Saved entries
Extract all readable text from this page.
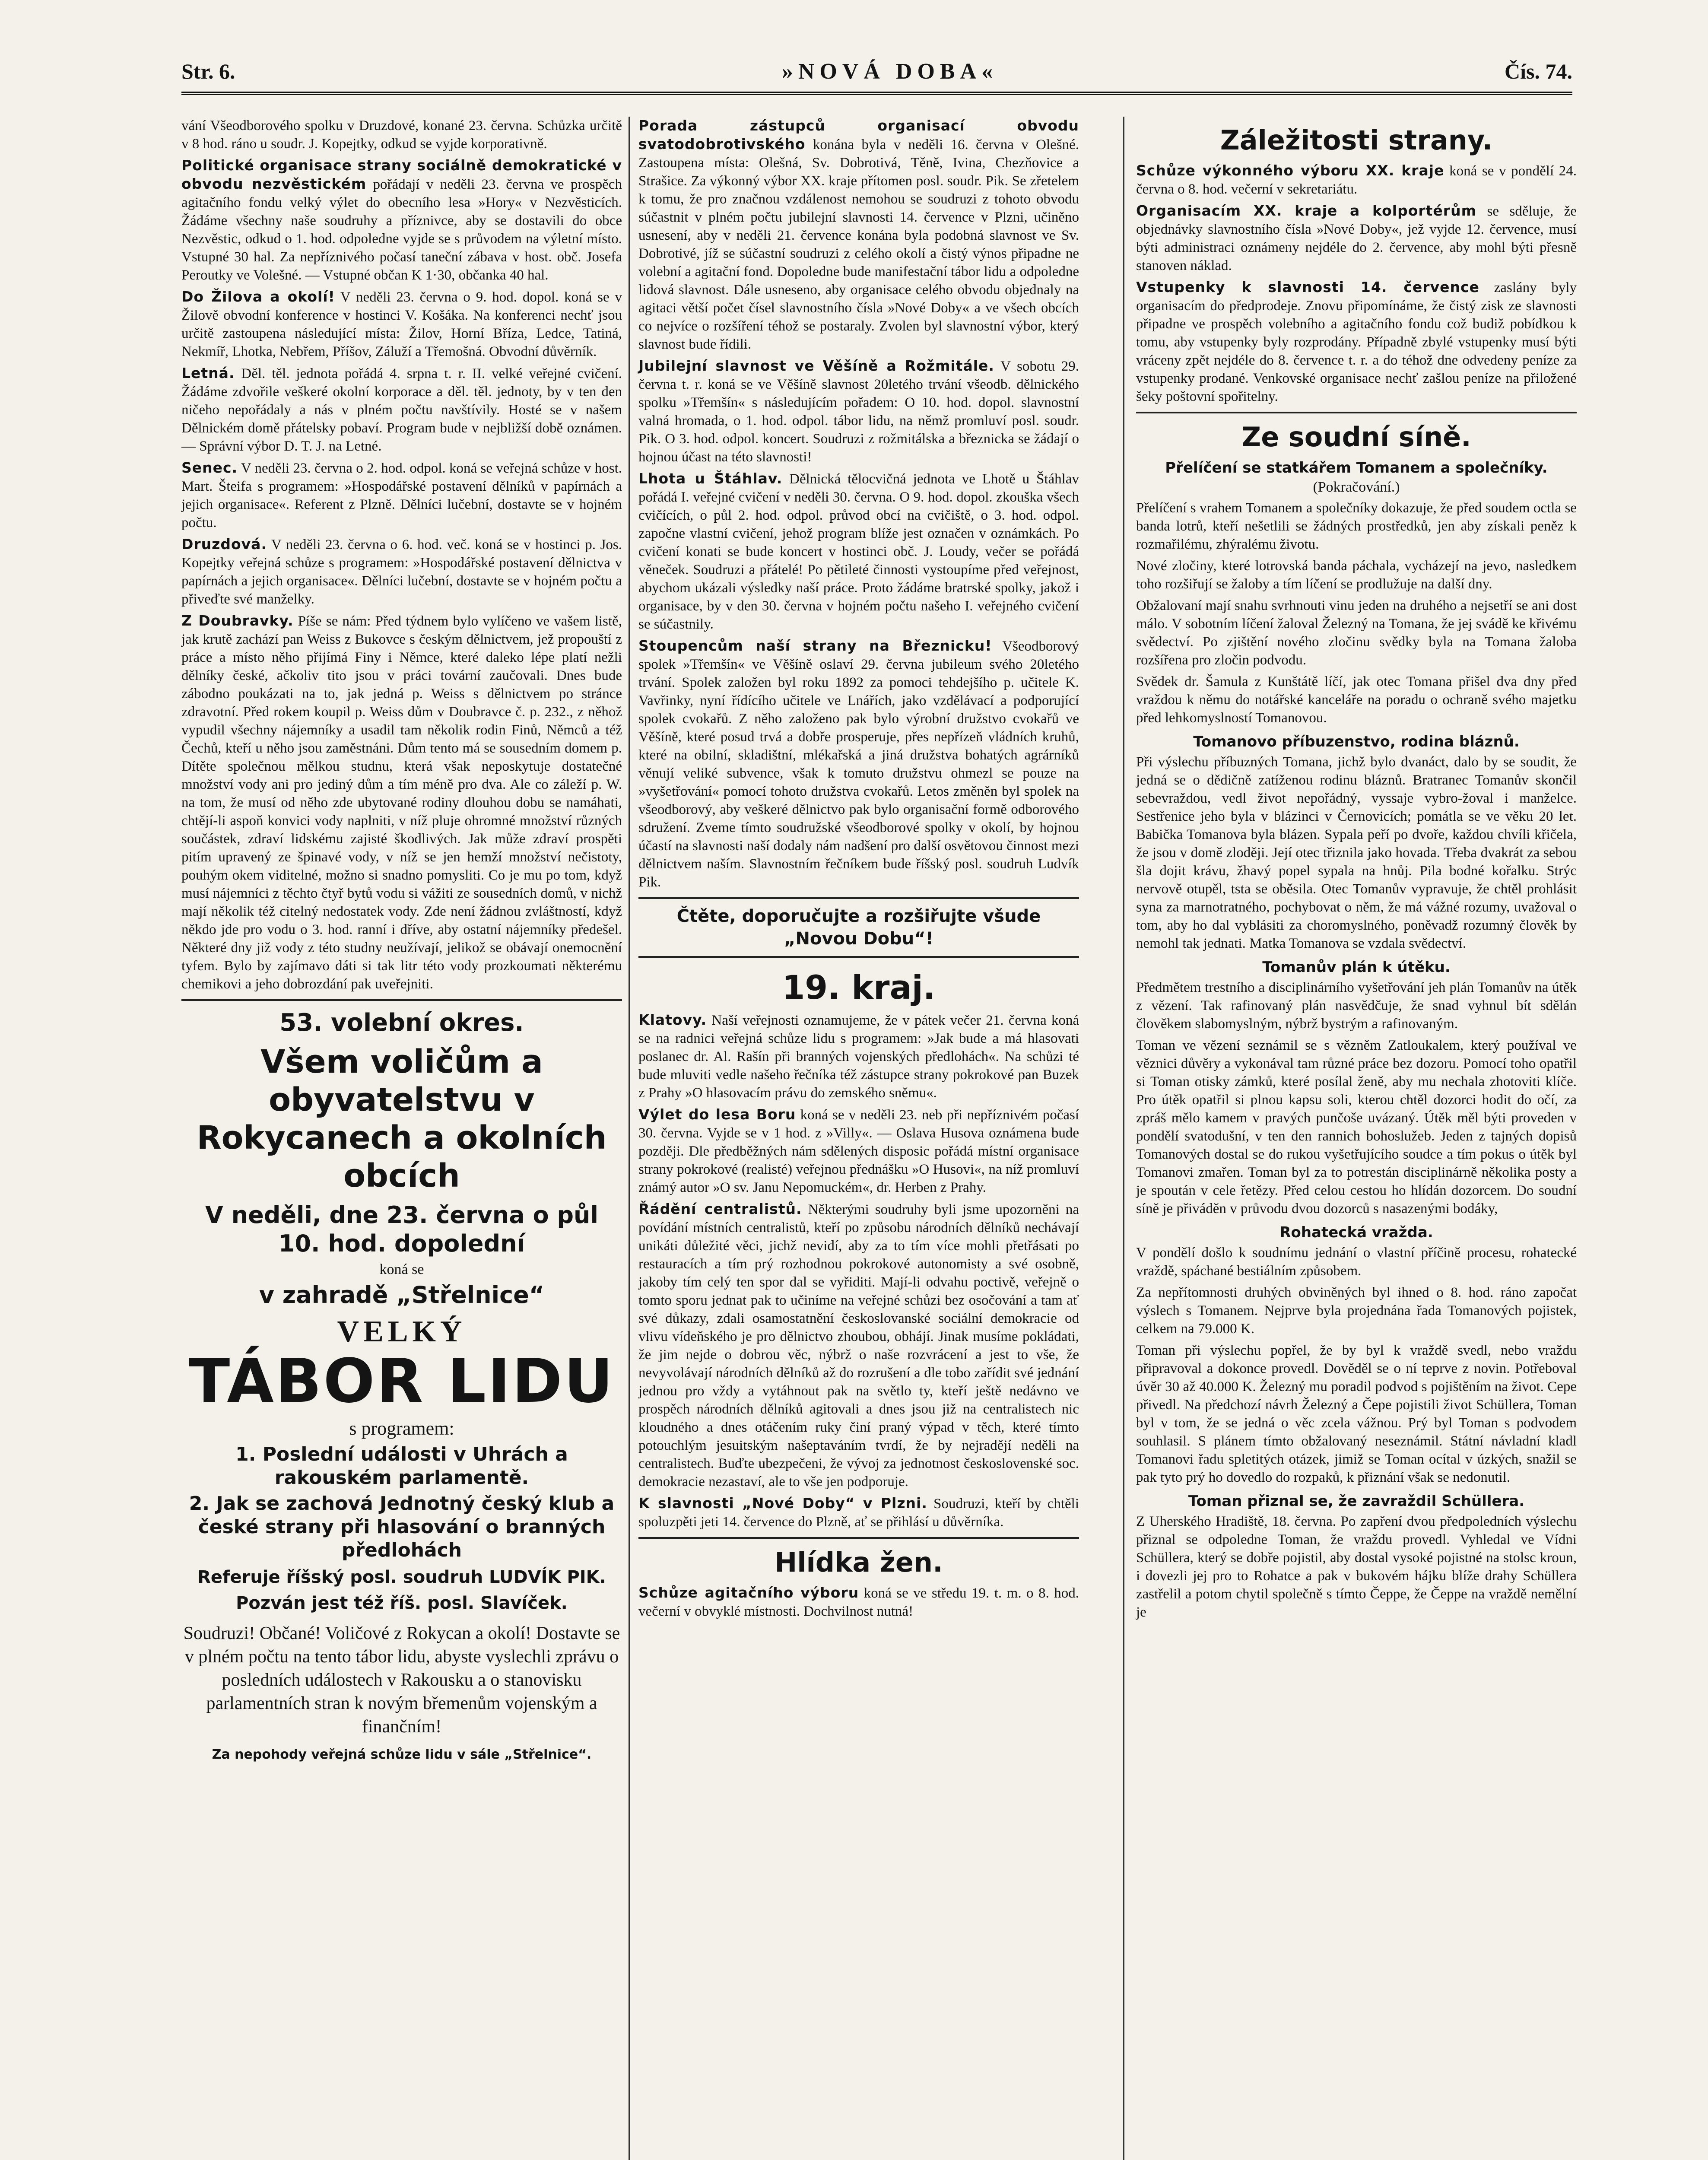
Str. 6.	»NOVÁ DOBA«	Čís. 74.

vání Všeodborového spolku v Druzdové, konané 23. června. Schůzka určitě v 8 hod. ráno u soudr. J. Kopejtky, odkud se vyjde korporativně.

Politické organisace strany sociálně demokratické v obvodu nezvěstickém pořádají v neděli 23. června ve prospěch agitačního fondu velký výlet do obecního lesa »Hory« v Nezvěsticích. Žádáme všechny naše soudruhy a příznivce, aby se dostavili do obce Nezvěstic, odkud o 1. hod. odpoledne vyjde se s průvodem na výletní místo. Vstupné 30 hal. Za nepříznivého počasí taneční zábava v host. obč. Josefa Peroutky ve Volešné. — Vstupné občan K 1·30, občanka 40 hal.

Do Žilova a okolí! V neděli 23. června o 9. hod. dopol. koná se v Žilově obvodní konference v hostinci V. Košáka. Na konferenci nechť jsou určitě zastoupena následující místa: Žilov, Horní Bříza, Ledce, Tatiná, Nekmíř, Lhotka, Nebřem, Příšov, Záluží a Třemošná. Obvodní důvěrník.

Letná. Děl. těl. jednota pořádá 4. srpna t. r. II. velké veřejné cvičení. Žádáme zdvořile veškeré okolní korporace a děl. těl. jednoty, by v ten den ničeho nepořádaly a nás v plném počtu navštívily. Hosté se v našem Dělnickém domě přátelsky pobaví. Program bude v nejbližší době oznámen. — Správní výbor D. T. J. na Letné.

Senec. V neděli 23. června o 2. hod. odpol. koná se veřejná schůze v host. Mart. Šteifa s programem: »Hospodářské postavení dělníků v papírnách a jejich organisace«. Referent z Plzně. Dělníci lučební, dostavte se v hojném počtu.

Druzdová. V neděli 23. června o 6. hod. več. koná se v hostinci p. Jos. Kopejtky veřejná schůze s programem: »Hospodářské postavení dělnictva v papírnách a jejich organisace«. Dělníci lučební, dostavte se v hojném počtu a přiveďte své manželky.

Z Doubravky. Píše se nám: Před týdnem bylo vylíčeno ve vašem listě, jak krutě zachází pan Weiss z Bukovce s českým dělnictvem, jež propouští z práce a místo něho přijímá Finy i Němce, které daleko lépe platí nežli dělníky české, ačkoliv tito jsou v práci tovární zaučovali. Dnes bude zábodno poukázati na to, jak jedná p. Weiss s dělnictvem po stránce zdravotní. Před rokem koupil p. Weiss dům v Doubravce č. p. 232., z něhož vypudil všechny nájemníky a usadil tam několik rodin Finů, Němců a též Čechů, kteří u něho jsou zaměstnáni. Dům tento má se sousedním domem p. Dítěte společnou mělkou studnu, která však neposkytuje dostatečné množství vody ani pro jediný dům a tím méně pro dva. Ale co záleží p. W. na tom, že musí od něho zde ubytované rodiny dlouhou dobu se namáhati, chtějí-li aspoň konvici vody naplniti, v níž pluje ohromné množství různých součástek, zdraví lidskému zajisté škodlivých. Jak může zdraví prospěti pitím upravený ze špinavé vody, v níž se jen hemží množství nečistoty, pouhým okem viditelné, možno si snadno pomysliti. Co je mu po tom, když musí nájemníci z těchto čtyř bytů vodu si vážiti ze sousedních domů, v nichž mají několik též citelný nedostatek vody. Zde není žádnou zvláštností, když někdo jde pro vodu o 3. hod. ranní i dříve, aby ostatní nájemníky předešel. Některé dny již vody z této studny neužívají, jelikož se obávají onemocnění tyfem. Bylo by zajímavo dáti si tak litr této vody prozkoumati některému chemikovi a jeho dobrozdání pak uveřejniti.

53. volební okres.
Všem voličům a obyvatelstvu v Rokycanech a okolních obcích
V neděli, dne 23. června o půl 10. hod. dopolední
koná se
v zahradě „Střelnice“
VELKÝ
TÁBOR LIDU
s programem:
1. Poslední události v Uhrách a rakouském parlamentě.
2. Jak se zachová Jednotný český klub a české strany při hlasování o branných předlohách
Referuje říšský posl. soudruh LUDVÍK PIK.
Pozván jest též říš. posl. Slavíček.
Soudruzi! Občané! Voličové z Rokycan a okolí! Dostavte se v plném počtu na tento tábor lidu, abyste vyslechli zprávu o posledních událostech v Rakousku a o stanovisku parlamentních stran k novým břemenům vojenským a finančním!
Za nepohody veřejná schůze lidu v sále „Střelnice“.

Porada zástupců organisací obvodu svatodobrotivského konána byla v neděli 16. června v Olešné. Zastoupena místa: Olešná, Sv. Dobrotivá, Těně, Ivina, Chezňovice a Strašice. Za výkonný výbor XX. kraje přítomen posl. soudr. Pik. Se zřetelem k tomu, že pro značnou vzdálenost nemohou se soudruzi z tohoto obvodu súčastnit v plném počtu jubilejní slavnosti 14. července v Plzni, učiněno usnesení, aby v neděli 21. července konána byla podobná slavnost ve Sv. Dobrotivé, jíž se súčastní soudruzi z celého okolí a čistý výnos připadne ne volební a agitační fond. Dopoledne bude manifestační tábor lidu a odpoledne lidová slavnost. Dále usneseno, aby organisace celého obvodu objednaly na agitaci větší počet čísel slavnostního čísla »Nové Doby« a ve všech obcích co nejvíce o rozšíření téhož se postaraly. Zvolen byl slavnostní výbor, který slavnost bude řídili.

Jubilejní slavnost ve Věšíně a Rožmitále. V sobotu 29. června t. r. koná se ve Věšíně slavnost 20letého trvání všeodb. dělnického spolku »Třemšín« s následujícím pořadem: O 10. hod. dopol. slavnostní valná hromada, o 1. hod. odpol. tábor lidu, na němž promluví posl. soudr. Pik. O 3. hod. odpol. koncert. Soudruzi z rožmitálska a březnicka se žádají o hojnou účast na této slavnosti!

Lhota u Štáhlav. Dělnická tělocvičná jednota ve Lhotě u Štáhlav pořádá I. veřejné cvičení v neděli 30. června. O 9. hod. dopol. zkouška všech cvičících, o půl 2. hod. odpol. průvod obcí na cvičiště, o 3. hod. odpol. započne vlastní cvičení, jehož program blíže jest označen v oznámkách. Po cvičení konati se bude koncert v hostinci obč. J. Loudy, večer se pořádá věneček. Soudruzi a přátelé! Po pětileté činnosti vystoupíme před veřejnost, abychom ukázali výsledky naší práce. Proto žádáme bratrské spolky, jakož i organisace, by v den 30. června v hojném počtu našeho I. veřejného cvičení se súčastnily.

Stoupencům naší strany na Březnicku! Všeodborový spolek »Třemšín« ve Věšíně oslaví 29. června jubileum svého 20letého trvání. Spolek založen byl roku 1892 za pomoci tehdejšího p. učitele K. Vavřinky, nyní řídícího učitele ve Lnářích, jako vzdělávací a podporující spolek cvokařů. Z něho založeno pak bylo výrobní družstvo cvokařů ve Věšíně, které posud trvá a dobře prosperuje, přes nepřízeň vládních kruhů, které na obilní, skladištní, mlékařská a jiná družstva bohatých agrárníků věnují veliké subvence, však k tomuto družstvu ohmezl se pouze na »vyšetřování« pomocí tohoto družstva cvokařů. Letos změněn byl spolek na všeodborový, aby veškeré dělnictvo pak bylo organisační formě odborového sdružení. Zveme tímto soudružské všeodborové spolky v okolí, by hojnou účastí na slavnosti naší dodaly nám nadšení pro další osvětovou činnost mezi dělnictvem naším. Slavnostním řečníkem bude říšský posl. soudruh Ludvík Pik.

Čtěte, doporučujte a rozšiřujte všude „Novou Dobu“!
19. kraj.

Klatovy. Naší veřejnosti oznamujeme, že v pátek večer 21. června koná se na radnici veřejná schůze lidu s programem: »Jak bude a má hlasovati poslanec dr. Al. Rašín při branných vojenských předlohách«. Na schůzi té bude mluviti vedle našeho řečníka též zástupce strany pokrokové pan Buzek z Prahy »O hlasovacím právu do zemského sněmu«.

Výlet do lesa Boru koná se v neděli 23. neb při nepříznivém počasí 30. června. Vyjde se v 1 hod. z »Villy«. — Oslava Husova oznámena bude později. Dle předběžných nám sdělených disposic pořádá místní organisace strany pokrokové (realisté) veřejnou přednášku »O Husovi«, na níž promluví známý autor »O sv. Janu Nepomuckém«, dr. Herben z Prahy.

Řádění centralistů. Některými soudruhy byli jsme upozorněni na povídání místních centralistů, kteří po způsobu národních dělníků nechávají unikáti důležité věci, jichž nevidí, aby za to tím více mohli přetřásati po restauracích a tím prý rozhodnou pokrokové autonomisty a své osobně, jakoby tím celý ten spor dal se vyřiditi. Mají-li odvahu poctivě, veřejně o tomto sporu jednat pak to učiníme na veřejné schůzi bez osočování a tam ať své důkazy, zdali osamostatnění českoslovanské sociální demokracie od vlivu vídeňského je pro dělnictvo zhoubou, obhájí. Jinak musíme pokládati, že jim nejde o dobrou věc, nýbrž o naše rozvrácení a jest to vše, že nevyvolávají národních dělníků až do rozrušení a dle tobo zařídit své jednání jednou pro vždy a vytáhnout pak na světlo ty, kteří ještě nedávno ve prospěch národních dělníků agitovali a dnes jsou již na centralistech nic kloudného a dnes otáčením ruky činí praný výpad v těch, které tímto potouchlým jesuitským našeptaváním tvrdí, že by nejradějí neděli na centralistech. Buďte ubezpečeni, že vývoj za jednotnost československé soc. demokracie nezastaví, ale to vše jen podporuje.

K slavnosti „Nové Doby“ v Plzni. Soudruzi, kteří by chtěli spoluzpěti jeti 14. července do Plzně, ať se přihlásí u důvěrníka.

Hlídka žen.

Schůze agitačního výboru koná se ve středu 19. t. m. o 8. hod. večerní v obvyklé místnosti. Dochvilnost nutná!

Záležitosti strany.

Schůze výkonného výboru XX. kraje koná se v pondělí 24. června o 8. hod. večerní v sekretariátu.

Organisacím XX. kraje a kolportérům se sděluje, že objednávky slavnostního čísla »Nové Doby«, jež vyjde 12. července, musí býti administraci oznámeny nejdéle do 2. července, aby mohl býti přesně stanoven náklad.

Vstupenky k slavnosti 14. července zaslány byly organisacím do předprodeje. Znovu připomínáme, že čistý zisk ze slavnosti připadne ve prospěch volebního a agitačního fondu což budiž pobídkou k tomu, aby vstupenky byly rozprodány. Případně zbylé vstupenky musí býti vráceny zpět nejdéle do 8. července t. r. a do téhož dne odvedeny peníze za vstupenky prodané. Venkovské organisace nechť zašlou peníze na přiložené šeky poštovní spořitelny.

Ze soudní síně.
Přelíčení se statkářem Tomanem a společníky.
(Pokračování.)

Přelíčení s vrahem Tomanem a společníky dokazuje, že před soudem octla se banda lotrů, kteří nešetlili se žádných prostředků, jen aby získali peněz k rozmařilému, zhýralému životu.

Nové zločiny, které lotrovská banda páchala, vycházejí na jevo, nasledkem toho rozšiřují se žaloby a tím líčení se prodlužuje na další dny.

Obžalovaní mají snahu svrhnouti vinu jeden na druhého a nejsetří se ani dost málo. V sobotním líčení žaloval Železný na Tomana, že jej svádě ke křivému svědectví. Po zjištění nového zločinu svědky byla na Tomana žaloba rozšířena pro zločin podvodu.

Svědek dr. Šamula z Kunštátě líčí, jak otec Tomana přišel dva dny před vraždou k němu do notářské kanceláře na poradu o ochraně svého majetku před lehkomyslností Tomanovou.

Tomanovo příbuzenstvo, rodina bláznů.

Při výslechu příbuzných Tomana, jichž bylo dvanáct, dalo by se soudit, že jedná se o dědičně zatíženou rodinu bláznů. Bratranec Tomanův skončil sebevraždou, vedl život nepořádný, vyssaje vybro-žoval i manželce. Sestřenice jeho byla v blázinci v Černovicích; pomátla se ve věku 20 let. Babička Tomanova byla blázen. Sypala peří po dvoře, každou chvíli křičela, že jsou v domě zloději. Její otec třiznila jako hovada. Třeba dvakrát za sebou šla dojit krávu, žhavý popel sypala na hnůj. Pila bodné kořalku. Strýc nervově otupěl, tsta se oběsila. Otec Tomanův vypravuje, že chtěl prohlásit syna za marnotratného, pochybovat o něm, že má vážné rozumy, uvažoval o tom, aby ho dal vyblásiti za choromyslného, poněvadž rozumný člověk by nemohl tak jednati. Matka Tomanova se vzdala svědectví.

Tomanův plán k útěku.

Předmětem trestního a disciplinárního vyšetřování jeh plán Tomanův na útěk z vězení. Tak rafinovaný plán nasvědčuje, že snad vyhnul bít sdělán člověkem slabomyslným, nýbrž bystrým a rafinovaným.

Toman ve vězení seznámil se s vězněm Zatloukalem, který používal ve věznici důvěry a vykonával tam různé práce bez dozoru. Pomocí toho opatřil si Toman otisky zámků, které posílal ženě, aby mu nechala zhotoviti klíče. Pro útěk opatřil si plnou kapsu soli, kterou chtěl dozorci hodit do očí, za zpráš mělo kamem v pravých punčoše uvázaný. Útěk měl býti proveden v pondělí svatodušní, v ten den rannich bohoslužeb. Jeden z tajných dopisů Tomanových dostal se do rukou vyšetřujícího soudce a tím pokus o útěk byl Tomanovi zmařen. Toman byl za to potrestán disciplinárně několika posty a je spoután v cele řetězy. Před celou cestou ho hlídán dozorcem. Do soudní síně je přiváděn v průvodu dvou dozorců s nasazenými bodáky,

Rohatecká vražda.

V pondělí došlo k soudnímu jednání o vlastní příčině procesu, rohatecké vraždě, spáchané bestiálním způsobem.

Za nepřítomnosti druhých obviněných byl ihned o 8. hod. ráno započat výslech s Tomanem. Nejprve byla projednána řada Tomanových pojistek, celkem na 79.000 K.

Toman při výslechu popřel, že by byl k vraždě svedl, nebo vraždu připravoval a dokonce provedl. Dověděl se o ní teprve z novin. Potřeboval úvěr 30 až 40.000 K. Železný mu poradil podvod s pojištěním na život. Cepe přivedl. Na předchozí návrh Železný a Čepe pojistili život Schüllera, Toman byl v tom, že se jedná o věc zcela vážnou. Prý byl Toman s podvodem souhlasil. S plánem tímto obžalovaný neseznámil. Státní návladní kladl Tomanovi řadu spletitých otázek, jimiž se Toman ocítal v úzkých, snažil se pak tyto prý ho dovedlo do rozpaků, k přiznání však se nedonutil.

Toman přiznal se, že zavraždil Schüllera.

Z Uherského Hradiště, 18. června. Po zapření dvou předpoledních výslechu přiznal se odpoledne Toman, že vraždu provedl. Vyhledal ve Vídni Schüllera, který se dobře pojistil, aby dostal vysoké pojistné na stolsc kroun, i dovezli jej pro to Rohatce a pak v bukovém hájku blíže drahy Schüllera zastřelil a potom chytil společně s tímto Čeppe, že Čeppe na vraždě nemělní je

Task to carry out
Of all the lines in the material above, how many contain the word "postavení"? Give only the count.

Answer for the task
2